Task to carry out
Verbatim output of all the material below is required.

Excerpted records
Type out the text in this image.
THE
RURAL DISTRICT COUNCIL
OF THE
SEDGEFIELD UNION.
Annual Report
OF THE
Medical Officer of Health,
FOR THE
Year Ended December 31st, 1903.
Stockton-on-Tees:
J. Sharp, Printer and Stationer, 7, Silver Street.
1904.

Result for this task
Type out the text in this image.
THE
RURAL DISTRICT COUNCIL
OF THE
SEDGEFIELD UNION.
Annual Report
OF THE
Medical Officer of Health,
FOR THE
Year Ended December 31st, 1903.
Stockton-on-Tees:
J. Sharp, Printer and Stationer, 7, Silver Street.
1904.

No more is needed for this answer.